--- To do ---
Keep the wording of each record exactly the same when you repeat it, and leave out pictures.

Saved entries:
--------

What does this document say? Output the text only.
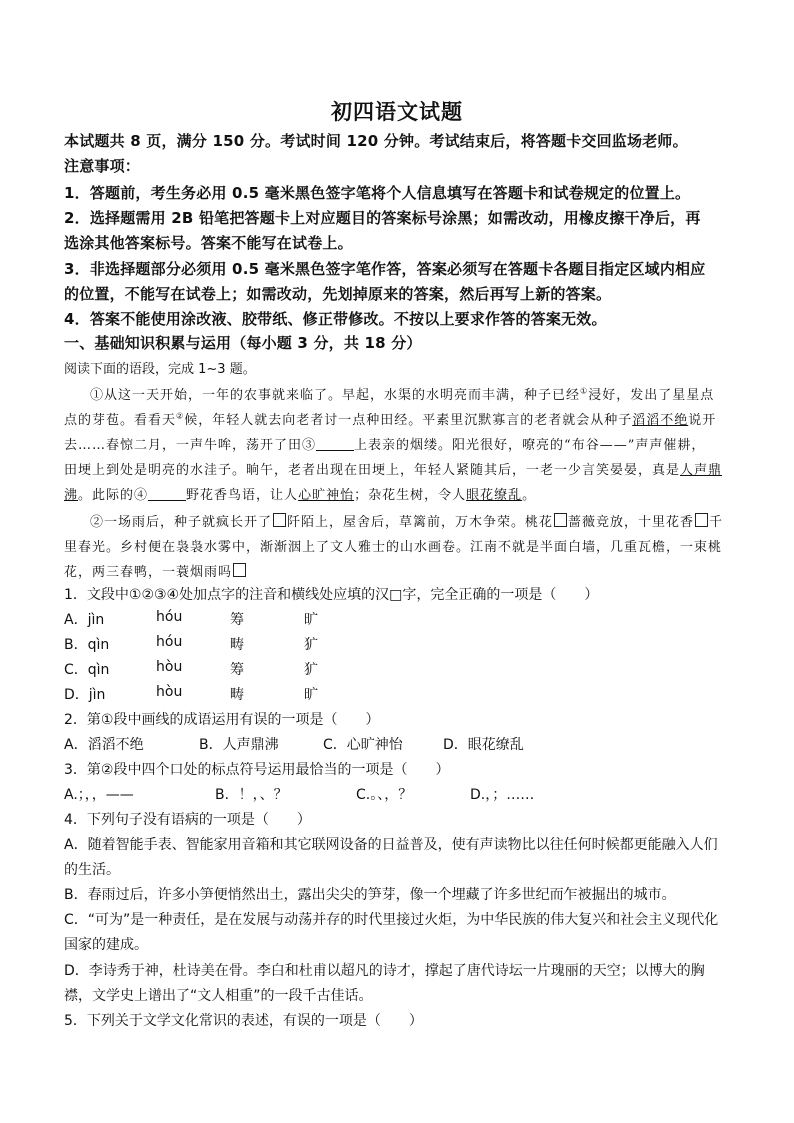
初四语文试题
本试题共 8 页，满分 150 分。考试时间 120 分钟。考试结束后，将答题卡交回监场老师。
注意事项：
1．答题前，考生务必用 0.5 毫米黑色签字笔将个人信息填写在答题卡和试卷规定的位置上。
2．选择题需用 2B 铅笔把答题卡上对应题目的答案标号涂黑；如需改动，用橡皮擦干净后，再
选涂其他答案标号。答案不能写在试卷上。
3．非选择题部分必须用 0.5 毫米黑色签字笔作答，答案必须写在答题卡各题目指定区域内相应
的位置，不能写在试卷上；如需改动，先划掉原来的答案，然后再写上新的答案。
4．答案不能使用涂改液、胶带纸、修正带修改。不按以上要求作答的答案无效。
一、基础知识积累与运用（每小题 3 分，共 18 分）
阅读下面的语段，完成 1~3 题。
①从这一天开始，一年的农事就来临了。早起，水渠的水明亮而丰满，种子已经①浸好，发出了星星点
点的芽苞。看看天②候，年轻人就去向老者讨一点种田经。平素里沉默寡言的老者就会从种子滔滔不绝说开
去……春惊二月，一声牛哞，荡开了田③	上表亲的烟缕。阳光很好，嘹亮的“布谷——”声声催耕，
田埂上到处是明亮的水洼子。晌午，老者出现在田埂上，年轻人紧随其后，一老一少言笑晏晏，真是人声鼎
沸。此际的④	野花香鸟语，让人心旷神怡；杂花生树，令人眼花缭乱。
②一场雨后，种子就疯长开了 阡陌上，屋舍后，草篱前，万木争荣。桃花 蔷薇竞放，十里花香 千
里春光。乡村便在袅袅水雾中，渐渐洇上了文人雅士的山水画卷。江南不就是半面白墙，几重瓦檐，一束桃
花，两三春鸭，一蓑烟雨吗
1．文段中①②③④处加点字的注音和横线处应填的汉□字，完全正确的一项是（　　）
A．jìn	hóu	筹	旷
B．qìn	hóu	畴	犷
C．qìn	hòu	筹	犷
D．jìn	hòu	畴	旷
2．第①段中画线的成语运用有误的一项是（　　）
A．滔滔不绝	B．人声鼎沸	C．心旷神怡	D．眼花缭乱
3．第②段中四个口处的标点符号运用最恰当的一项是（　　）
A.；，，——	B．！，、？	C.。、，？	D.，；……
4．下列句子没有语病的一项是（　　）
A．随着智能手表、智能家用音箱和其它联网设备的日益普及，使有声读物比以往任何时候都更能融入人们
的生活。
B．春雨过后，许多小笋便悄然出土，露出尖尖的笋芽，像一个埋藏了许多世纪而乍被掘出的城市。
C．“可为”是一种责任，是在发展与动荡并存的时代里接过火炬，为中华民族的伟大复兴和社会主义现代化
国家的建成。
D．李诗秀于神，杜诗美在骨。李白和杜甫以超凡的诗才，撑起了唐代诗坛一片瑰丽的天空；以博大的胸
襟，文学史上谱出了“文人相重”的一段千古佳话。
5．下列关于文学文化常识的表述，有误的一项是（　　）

--------

--- Task output ---
What does this document say? Output the text only.
初四语文试题
本试题共 8 页，满分 150 分。考试时间 120 分钟。考试结束后，将答题卡交回监场老师。
注意事项：
1．答题前，考生务必用 0.5 毫米黑色签字笔将个人信息填写在答题卡和试卷规定的位置上。
2．选择题需用 2B 铅笔把答题卡上对应题目的答案标号涂黑；如需改动，用橡皮擦干净后，再
选涂其他答案标号。答案不能写在试卷上。
3．非选择题部分必须用 0.5 毫米黑色签字笔作答，答案必须写在答题卡各题目指定区域内相应
的位置，不能写在试卷上；如需改动，先划掉原来的答案，然后再写上新的答案。
4．答案不能使用涂改液、胶带纸、修正带修改。不按以上要求作答的答案无效。
一、基础知识积累与运用（每小题 3 分，共 18 分）
阅读下面的语段，完成 1~3 题。
①从这一天开始，一年的农事就来临了。早起，水渠的水明亮而丰满，种子已经①浸好，发出了星星点
点的芽苞。看看天②候，年轻人就去向老者讨一点种田经。平素里沉默寡言的老者就会从种子滔滔不绝说开
去……春惊二月，一声牛哞，荡开了田③	上表亲的烟缕。阳光很好，嘹亮的“布谷——”声声催耕，
田埂上到处是明亮的水洼子。晌午，老者出现在田埂上，年轻人紧随其后，一老一少言笑晏晏，真是人声鼎
沸。此际的④	野花香鸟语，让人心旷神怡；杂花生树，令人眼花缭乱。
②一场雨后，种子就疯长开了 阡陌上，屋舍后，草篱前，万木争荣。桃花 蔷薇竞放，十里花香 千
里春光。乡村便在袅袅水雾中，渐渐洇上了文人雅士的山水画卷。江南不就是半面白墙，几重瓦檐，一束桃
花，两三春鸭，一蓑烟雨吗
1．文段中①②③④处加点字的注音和横线处应填的汉□字，完全正确的一项是（　　）
A．jìn	hóu	筹	旷
B．qìn	hóu	畴	犷
C．qìn	hòu	筹	犷
D．jìn	hòu	畴	旷
2．第①段中画线的成语运用有误的一项是（　　）
A．滔滔不绝	B．人声鼎沸	C．心旷神怡	D．眼花缭乱
3．第②段中四个口处的标点符号运用最恰当的一项是（　　）
A.；，，——	B．！，、？	C.。、，？	D.，；……
4．下列句子没有语病的一项是（　　）
A．随着智能手表、智能家用音箱和其它联网设备的日益普及，使有声读物比以往任何时候都更能融入人们
的生活。
B．春雨过后，许多小笋便悄然出土，露出尖尖的笋芽，像一个埋藏了许多世纪而乍被掘出的城市。
C．“可为”是一种责任，是在发展与动荡并存的时代里接过火炬，为中华民族的伟大复兴和社会主义现代化
国家的建成。
D．李诗秀于神，杜诗美在骨。李白和杜甫以超凡的诗才，撑起了唐代诗坛一片瑰丽的天空；以博大的胸
襟，文学史上谱出了“文人相重”的一段千古佳话。
5．下列关于文学文化常识的表述，有误的一项是（　　）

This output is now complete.